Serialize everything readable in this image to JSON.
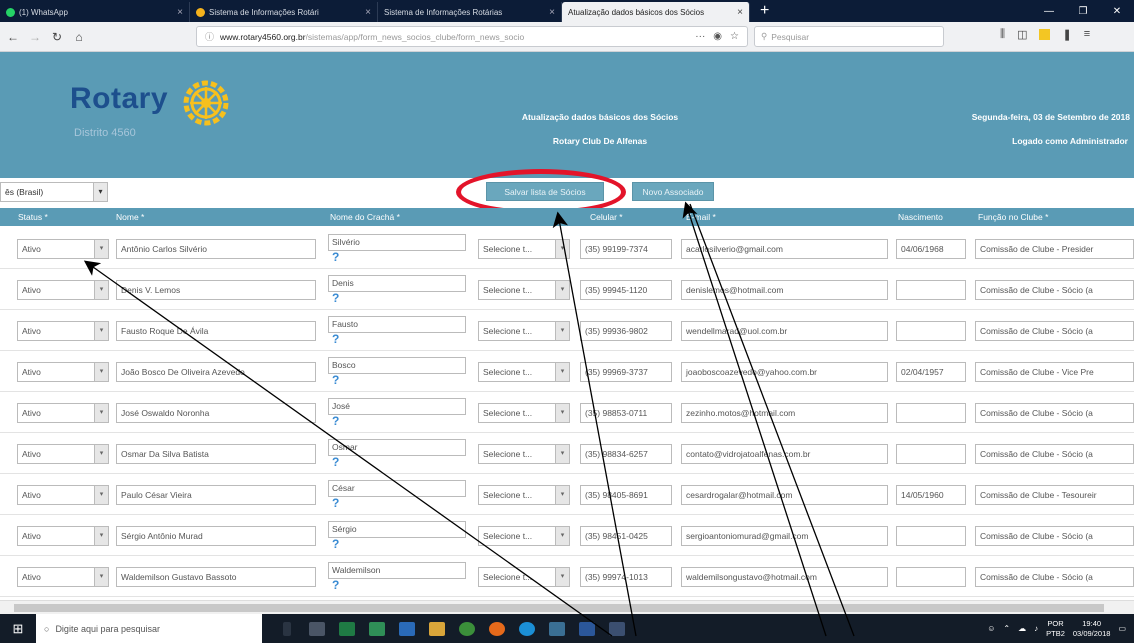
{
  "browser": {
    "tabs": [
      {
        "title": "(1) WhatsApp",
        "icon_color": "#25d366",
        "active": false
      },
      {
        "title": "Sistema de Informações Rotári",
        "icon_color": "#f5b21c",
        "active": false
      },
      {
        "title": "Sistema de Informações Rotárias",
        "icon_color": "#ffffff",
        "active": false
      },
      {
        "title": "Atualização dados básicos dos Sócios",
        "icon_color": "#ffffff",
        "active": true
      }
    ],
    "new_tab_label": "+",
    "url_host": "www.rotary4560.org.br",
    "url_path": "/sistemas/app/form_news_socios_clube/form_news_socio",
    "url_more": "···",
    "search_placeholder": "Pesquisar"
  },
  "header": {
    "logo_text": "Rotary",
    "logo_sub": "Distrito 4560",
    "page_title": "Atualização dados básicos dos Sócios",
    "club_name": "Rotary Club De Alfenas",
    "date_text": "Segunda-feira, 03 de Setembro de 2018",
    "user_text": "Logado como Administrador",
    "accent": "#5a9bb5",
    "logo_color": "#1d4f8d",
    "wheel_color": "#f7c01d"
  },
  "toolbar": {
    "language": "ês (Brasil)",
    "save_label": "Salvar lista de Sócios",
    "new_label": "Novo Associado"
  },
  "columns": {
    "status": "Status *",
    "nome": "Nome *",
    "cracha": "Nome do Crachá *",
    "sexo": "",
    "celular": "Celular *",
    "email": "E-mail *",
    "nascimento": "Nascimento",
    "funcao": "Função no Clube *"
  },
  "rows": [
    {
      "status": "Ativo",
      "nome": "Antônio Carlos Silvério",
      "cracha": "Silvério",
      "sexo": "Selecione t...",
      "celular": "(35) 99199-7374",
      "email": "acarlosilverio@gmail.com",
      "nascimento": "04/06/1968",
      "funcao": "Comissão de Clube - Presider"
    },
    {
      "status": "Ativo",
      "nome": "Denis V. Lemos",
      "cracha": "Denis",
      "sexo": "Selecione t...",
      "celular": "(35) 99945-1120",
      "email": "denislemos@hotmail.com",
      "nascimento": "",
      "funcao": "Comissão de Clube - Sócio (a"
    },
    {
      "status": "Ativo",
      "nome": "Fausto Roque De Ávila",
      "cracha": "Fausto",
      "sexo": "Selecione t...",
      "celular": "(35) 99936-9802",
      "email": "wendellmarad@uol.com.br",
      "nascimento": "",
      "funcao": "Comissão de Clube - Sócio (a"
    },
    {
      "status": "Ativo",
      "nome": "João Bosco De Oliveira Azevedo",
      "cracha": "Bosco",
      "sexo": "Selecione t...",
      "celular": "(35) 99969-3737",
      "email": "joaoboscoazevedo@yahoo.com.br",
      "nascimento": "02/04/1957",
      "funcao": "Comissão de Clube - Vice Pre"
    },
    {
      "status": "Ativo",
      "nome": "José Oswaldo Noronha",
      "cracha": "José",
      "sexo": "Selecione t...",
      "celular": "(35) 98853-0711",
      "email": "zezinho.motos@hotmail.com",
      "nascimento": "",
      "funcao": "Comissão de Clube - Sócio (a"
    },
    {
      "status": "Ativo",
      "nome": "Osmar Da Silva Batista",
      "cracha": "Osmar",
      "sexo": "Selecione t...",
      "celular": "(35) 98834-6257",
      "email": "contato@vidrojatoalfenas.com.br",
      "nascimento": "",
      "funcao": "Comissão de Clube - Sócio (a"
    },
    {
      "status": "Ativo",
      "nome": "Paulo César Vieira",
      "cracha": "César",
      "sexo": "Selecione t...",
      "celular": "(35) 98405-8691",
      "email": "cesardrogalar@hotmail.com",
      "nascimento": "14/05/1960",
      "funcao": "Comissão de Clube - Tesoureir"
    },
    {
      "status": "Ativo",
      "nome": "Sérgio Antônio Murad",
      "cracha": "Sérgio",
      "sexo": "Selecione t...",
      "celular": "(35) 98451-0425",
      "email": "sergioantoniomurad@gmail.com",
      "nascimento": "",
      "funcao": "Comissão de Clube - Sócio (a"
    },
    {
      "status": "Ativo",
      "nome": "Waldemilson Gustavo Bassoto",
      "cracha": "Waldemilson",
      "sexo": "Selecione t...",
      "celular": "(35) 99974-1013",
      "email": "waldemilsongustavo@hotmail.com",
      "nascimento": "",
      "funcao": "Comissão de Clube - Sócio (a"
    }
  ],
  "help_mark": "?",
  "taskbar": {
    "search_placeholder": "Digite aqui para pesquisar",
    "lang": "POR",
    "lang2": "PTB2",
    "time": "19:40",
    "date": "03/09/2018"
  },
  "annotation_color": "#e3142a"
}
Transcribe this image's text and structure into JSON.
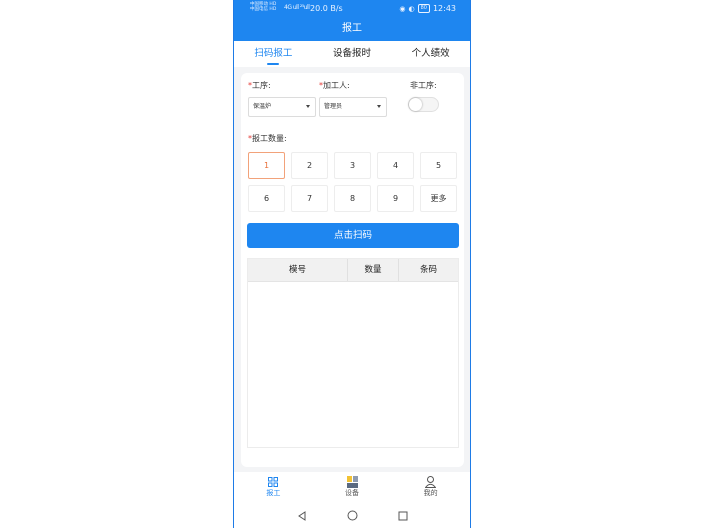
{
  "status_bar": {
    "carrier_line1": "中国移动 HD",
    "carrier_line2": "中国电信 HD",
    "signal": "4G ull ²⁵ull",
    "speed": "20.0 B/s",
    "battery": "80",
    "time": "12:43"
  },
  "header": {
    "title": "报工"
  },
  "tabs": [
    {
      "label": "扫码报工",
      "active": true
    },
    {
      "label": "设备报时",
      "active": false
    },
    {
      "label": "个人绩效",
      "active": false
    }
  ],
  "form": {
    "process": {
      "required_mark": "*",
      "label": "工序:",
      "value": "保温炉"
    },
    "worker": {
      "required_mark": "*",
      "label": "加工人:",
      "value": "管理员"
    },
    "non_process": {
      "label": "非工序:",
      "enabled": false
    },
    "quantity": {
      "required_mark": "*",
      "label": "报工数量:",
      "options": [
        "1",
        "2",
        "3",
        "4",
        "5",
        "6",
        "7",
        "8",
        "9",
        "更多"
      ],
      "selected": "1"
    }
  },
  "scan_button": {
    "label": "点击扫码"
  },
  "table": {
    "columns": [
      "模号",
      "数量",
      "条码"
    ],
    "rows": []
  },
  "bottom_nav": [
    {
      "label": "报工",
      "icon": "grid-icon",
      "active": true
    },
    {
      "label": "设备",
      "icon": "device-icon",
      "active": false
    },
    {
      "label": "我的",
      "icon": "user-icon",
      "active": false
    }
  ],
  "colors": {
    "primary": "#1e86f0",
    "selected_accent": "#e8703a",
    "required": "#e53935"
  }
}
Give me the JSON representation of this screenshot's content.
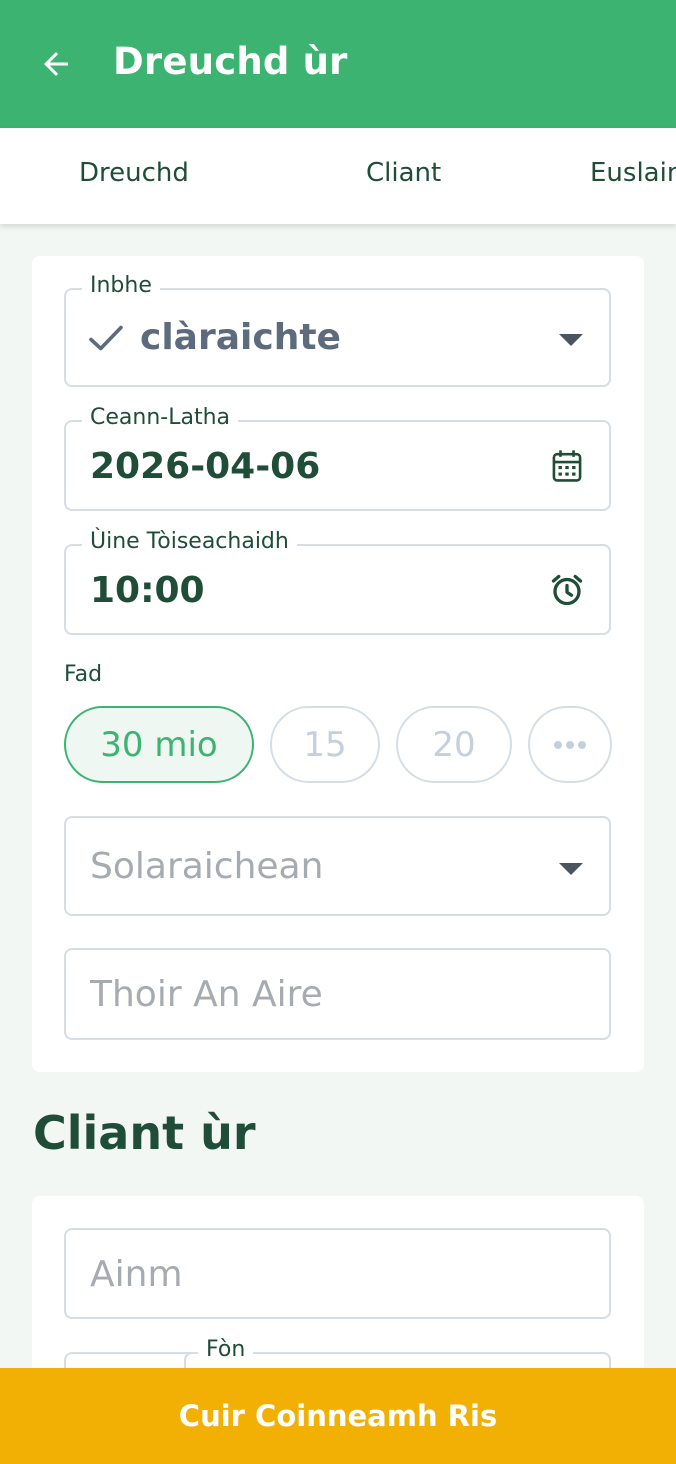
{
  "header": {
    "title": "Dreuchd ùr",
    "back_icon": "arrow-left-icon"
  },
  "tabs": [
    {
      "label": "Dreuchd"
    },
    {
      "label": "Cliant"
    },
    {
      "label": "Euslain"
    }
  ],
  "appointment": {
    "status": {
      "label": "Inbhe",
      "value": "clàraichte",
      "icon": "check-icon"
    },
    "date": {
      "label": "Ceann-Latha",
      "value": "2026-04-06",
      "icon": "calendar-icon"
    },
    "start_time": {
      "label": "Ùine Tòiseachaidh",
      "value": "10:00",
      "icon": "alarm-clock-icon"
    },
    "duration": {
      "label": "Fad",
      "options": [
        "30 mio",
        "15",
        "20"
      ],
      "selected": "30 mio",
      "more_icon": "more-horizontal-icon"
    },
    "providers": {
      "placeholder": "Solaraichean"
    },
    "notes": {
      "placeholder": "Thoir An Aire"
    }
  },
  "new_client": {
    "title": "Cliant ùr",
    "name": {
      "placeholder": "Ainm"
    },
    "phone": {
      "label": "Fòn"
    }
  },
  "footer": {
    "button_label": "Cuir Coinneamh Ris"
  },
  "colors": {
    "primary": "#3cb371",
    "accent": "#f2b005",
    "text_dark": "#1f4d38",
    "placeholder": "#a6abb1"
  }
}
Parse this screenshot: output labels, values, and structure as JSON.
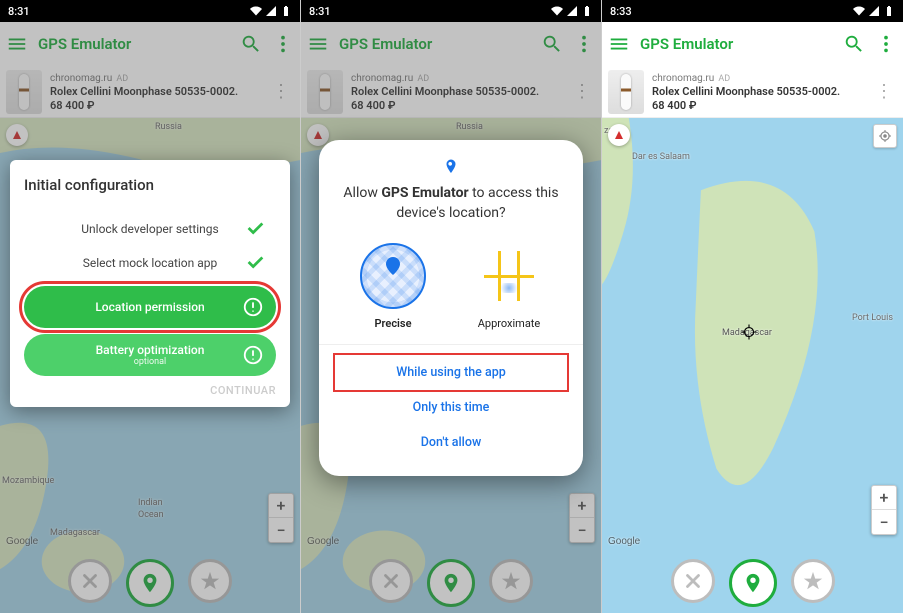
{
  "screens": [
    {
      "time": "8:31"
    },
    {
      "time": "8:31"
    },
    {
      "time": "8:33"
    }
  ],
  "app_title": "GPS Emulator",
  "ad": {
    "domain": "chronomag.ru",
    "tag": "AD",
    "title": "Rolex Cellini Moonphase 50535-0002.",
    "price": "68 400 ₽"
  },
  "config": {
    "heading": "Initial configuration",
    "row1": "Unlock developer settings",
    "row2": "Select mock location app",
    "pill1": "Location permission",
    "pill2": "Battery optimization",
    "pill2_sub": "optional",
    "continue": "CONTINUAR"
  },
  "perm": {
    "prefix": "Allow ",
    "app": "GPS Emulator",
    "suffix": " to access this device's location?",
    "precise": "Precise",
    "approx": "Approximate",
    "opt1": "While using the app",
    "opt2": "Only this time",
    "opt3": "Don't allow"
  },
  "map": {
    "russia": "Russia",
    "madagascar": "Madagascar",
    "mozambique": "Mozambique",
    "indian": "Indian",
    "ocean": "Ocean",
    "tanzania": "zania",
    "dar": "Dar es Salaam",
    "portlouis": "Port Louis",
    "google": "Google"
  },
  "zoom": {
    "in": "+",
    "out": "−"
  }
}
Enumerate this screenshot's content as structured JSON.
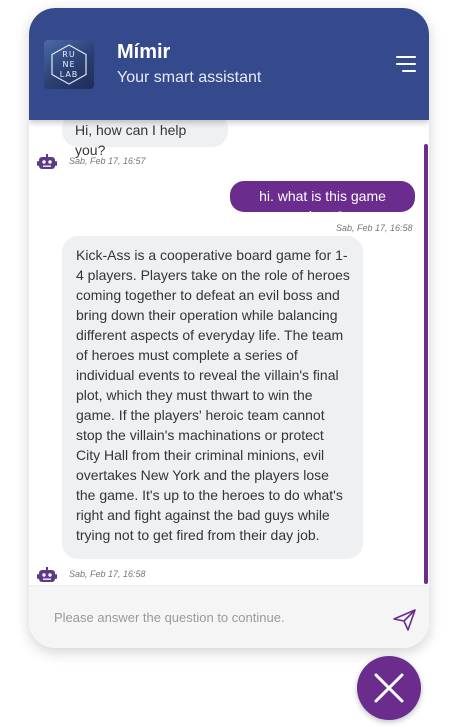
..........
● **What is needed**: Count each line where the string "Osmar" occurs, and write only the number.

● **Answer to the exercise**: 2